**Dataset extract**
· · · · · · ·

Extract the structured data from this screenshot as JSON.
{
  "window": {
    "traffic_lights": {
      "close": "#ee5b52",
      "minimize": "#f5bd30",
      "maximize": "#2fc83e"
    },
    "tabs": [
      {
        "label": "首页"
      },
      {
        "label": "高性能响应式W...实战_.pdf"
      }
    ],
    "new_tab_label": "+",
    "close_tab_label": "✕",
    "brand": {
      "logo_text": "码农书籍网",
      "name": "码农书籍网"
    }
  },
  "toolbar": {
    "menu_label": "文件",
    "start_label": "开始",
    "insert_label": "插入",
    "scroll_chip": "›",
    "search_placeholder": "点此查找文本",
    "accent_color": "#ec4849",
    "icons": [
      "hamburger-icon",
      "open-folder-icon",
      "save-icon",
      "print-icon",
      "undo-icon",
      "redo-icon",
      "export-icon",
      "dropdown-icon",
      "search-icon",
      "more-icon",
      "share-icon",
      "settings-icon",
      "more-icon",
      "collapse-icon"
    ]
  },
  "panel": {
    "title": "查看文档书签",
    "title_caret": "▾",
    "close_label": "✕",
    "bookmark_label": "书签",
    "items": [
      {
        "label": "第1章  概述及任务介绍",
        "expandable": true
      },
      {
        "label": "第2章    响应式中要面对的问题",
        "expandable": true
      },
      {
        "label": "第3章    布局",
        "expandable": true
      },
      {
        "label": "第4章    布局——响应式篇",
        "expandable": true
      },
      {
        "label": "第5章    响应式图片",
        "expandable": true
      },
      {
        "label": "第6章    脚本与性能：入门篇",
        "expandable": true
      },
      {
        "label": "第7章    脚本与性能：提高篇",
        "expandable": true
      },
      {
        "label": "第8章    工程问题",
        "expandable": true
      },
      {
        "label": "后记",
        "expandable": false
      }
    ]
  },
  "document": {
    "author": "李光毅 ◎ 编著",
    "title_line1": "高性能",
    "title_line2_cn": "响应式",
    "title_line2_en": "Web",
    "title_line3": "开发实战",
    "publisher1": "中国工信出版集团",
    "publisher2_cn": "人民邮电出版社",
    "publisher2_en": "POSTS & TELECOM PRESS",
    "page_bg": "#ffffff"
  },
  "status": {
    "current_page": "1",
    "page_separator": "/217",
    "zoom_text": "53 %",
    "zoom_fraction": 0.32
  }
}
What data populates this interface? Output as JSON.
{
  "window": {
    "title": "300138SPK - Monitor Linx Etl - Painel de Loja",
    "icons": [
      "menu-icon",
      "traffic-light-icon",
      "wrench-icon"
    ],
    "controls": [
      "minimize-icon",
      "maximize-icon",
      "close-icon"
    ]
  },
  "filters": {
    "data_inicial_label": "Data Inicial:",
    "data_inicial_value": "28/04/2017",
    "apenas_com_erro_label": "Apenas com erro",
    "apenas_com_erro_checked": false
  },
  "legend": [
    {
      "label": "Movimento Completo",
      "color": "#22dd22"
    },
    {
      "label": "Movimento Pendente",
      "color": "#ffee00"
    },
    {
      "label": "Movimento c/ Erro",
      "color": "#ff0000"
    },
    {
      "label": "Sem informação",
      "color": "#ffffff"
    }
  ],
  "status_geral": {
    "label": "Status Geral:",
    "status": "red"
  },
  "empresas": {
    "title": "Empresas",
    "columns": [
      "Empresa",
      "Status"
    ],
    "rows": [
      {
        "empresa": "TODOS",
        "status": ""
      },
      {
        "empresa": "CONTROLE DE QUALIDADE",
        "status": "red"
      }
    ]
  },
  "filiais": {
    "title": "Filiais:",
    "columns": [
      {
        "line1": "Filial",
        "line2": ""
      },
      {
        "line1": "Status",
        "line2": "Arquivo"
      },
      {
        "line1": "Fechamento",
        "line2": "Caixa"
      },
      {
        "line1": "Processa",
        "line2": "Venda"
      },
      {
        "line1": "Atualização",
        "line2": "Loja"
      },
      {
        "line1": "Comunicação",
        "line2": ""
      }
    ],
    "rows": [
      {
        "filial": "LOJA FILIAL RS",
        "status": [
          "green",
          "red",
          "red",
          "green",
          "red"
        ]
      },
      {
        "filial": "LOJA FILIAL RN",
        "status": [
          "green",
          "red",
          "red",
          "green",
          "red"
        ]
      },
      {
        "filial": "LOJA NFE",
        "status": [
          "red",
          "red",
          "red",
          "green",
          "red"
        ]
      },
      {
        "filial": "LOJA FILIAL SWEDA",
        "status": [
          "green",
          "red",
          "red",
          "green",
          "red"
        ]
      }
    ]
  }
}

· · · · · · ·

**Problem requirements**
Transcribe all of the lines in the records precisely.

**Solved problem**
Extract the structured data from this screenshot as JSON.
{
  "window": {
    "traffic_lights": {
      "close": "#ee5b52",
      "minimize": "#f5bd30",
      "maximize": "#2fc83e"
    },
    "tabs": [
      {
        "label": "首页"
      },
      {
        "label": "高性能响应式W...实战_.pdf"
      }
    ],
    "new_tab_label": "+",
    "close_tab_label": "✕",
    "brand": {
      "logo_text": "码农书籍网",
      "name": "码农书籍网"
    }
  },
  "toolbar": {
    "menu_label": "文件",
    "start_label": "开始",
    "insert_label": "插入",
    "scroll_chip": "›",
    "search_placeholder": "点此查找文本",
    "accent_color": "#ec4849",
    "icons": [
      "hamburger-icon",
      "open-folder-icon",
      "save-icon",
      "print-icon",
      "undo-icon",
      "redo-icon",
      "export-icon",
      "dropdown-icon",
      "search-icon",
      "more-icon",
      "share-icon",
      "settings-icon",
      "more-icon",
      "collapse-icon"
    ]
  },
  "panel": {
    "title": "查看文档书签",
    "title_caret": "▾",
    "close_label": "✕",
    "bookmark_label": "书签",
    "items": [
      {
        "label": "第1章  概述及任务介绍",
        "expandable": true
      },
      {
        "label": "第2章    响应式中要面对的问题",
        "expandable": true
      },
      {
        "label": "第3章    布局",
        "expandable": true
      },
      {
        "label": "第4章    布局——响应式篇",
        "expandable": true
      },
      {
        "label": "第5章    响应式图片",
        "expandable": true
      },
      {
        "label": "第6章    脚本与性能：入门篇",
        "expandable": true
      },
      {
        "label": "第7章    脚本与性能：提高篇",
        "expandable": true
      },
      {
        "label": "第8章    工程问题",
        "expandable": true
      },
      {
        "label": "后记",
        "expandable": false
      }
    ]
  },
  "document": {
    "author": "李光毅 ◎ 编著",
    "title_line1": "高性能",
    "title_line2_cn": "响应式",
    "title_line2_en": "Web",
    "title_line3": "开发实战",
    "publisher1": "中国工信出版集团",
    "publisher2_cn": "人民邮电出版社",
    "publisher2_en": "POSTS & TELECOM PRESS",
    "page_bg": "#ffffff"
  },
  "status": {
    "current_page": "1",
    "page_separator": "/217",
    "zoom_text": "53 %",
    "zoom_fraction": 0.32
  }
}
What data populates this interface? Output as JSON.
{
  "window": {
    "title": "300138SPK - Monitor Linx Etl - Painel de Loja",
    "icons": [
      "menu-icon",
      "traffic-light-icon",
      "wrench-icon"
    ],
    "controls": [
      "minimize-icon",
      "maximize-icon",
      "close-icon"
    ]
  },
  "filters": {
    "data_inicial_label": "Data Inicial:",
    "data_inicial_value": "28/04/2017",
    "apenas_com_erro_label": "Apenas com erro",
    "apenas_com_erro_checked": false
  },
  "legend": [
    {
      "label": "Movimento Completo",
      "color": "#22dd22"
    },
    {
      "label": "Movimento Pendente",
      "color": "#ffee00"
    },
    {
      "label": "Movimento c/ Erro",
      "color": "#ff0000"
    },
    {
      "label": "Sem informação",
      "color": "#ffffff"
    }
  ],
  "status_geral": {
    "label": "Status Geral:",
    "status": "red"
  },
  "empresas": {
    "title": "Empresas",
    "columns": [
      "Empresa",
      "Status"
    ],
    "rows": [
      {
        "empresa": "TODOS",
        "status": ""
      },
      {
        "empresa": "CONTROLE DE QUALIDADE",
        "status": "red"
      }
    ]
  },
  "filiais": {
    "title": "Filiais:",
    "columns": [
      {
        "line1": "Filial",
        "line2": ""
      },
      {
        "line1": "Status",
        "line2": "Arquivo"
      },
      {
        "line1": "Fechamento",
        "line2": "Caixa"
      },
      {
        "line1": "Processa",
        "line2": "Venda"
      },
      {
        "line1": "Atualização",
        "line2": "Loja"
      },
      {
        "line1": "Comunicação",
        "line2": ""
      }
    ],
    "rows": [
      {
        "filial": "LOJA FILIAL RS",
        "status": [
          "green",
          "red",
          "red",
          "green",
          "red"
        ]
      },
      {
        "filial": "LOJA FILIAL RN",
        "status": [
          "green",
          "red",
          "red",
          "green",
          "red"
        ]
      },
      {
        "filial": "LOJA NFE",
        "status": [
          "red",
          "red",
          "red",
          "green",
          "red"
        ]
      },
      {
        "filial": "LOJA FILIAL SWEDA",
        "status": [
          "green",
          "red",
          "red",
          "green",
          "red"
        ]
      }
    ]
  }
}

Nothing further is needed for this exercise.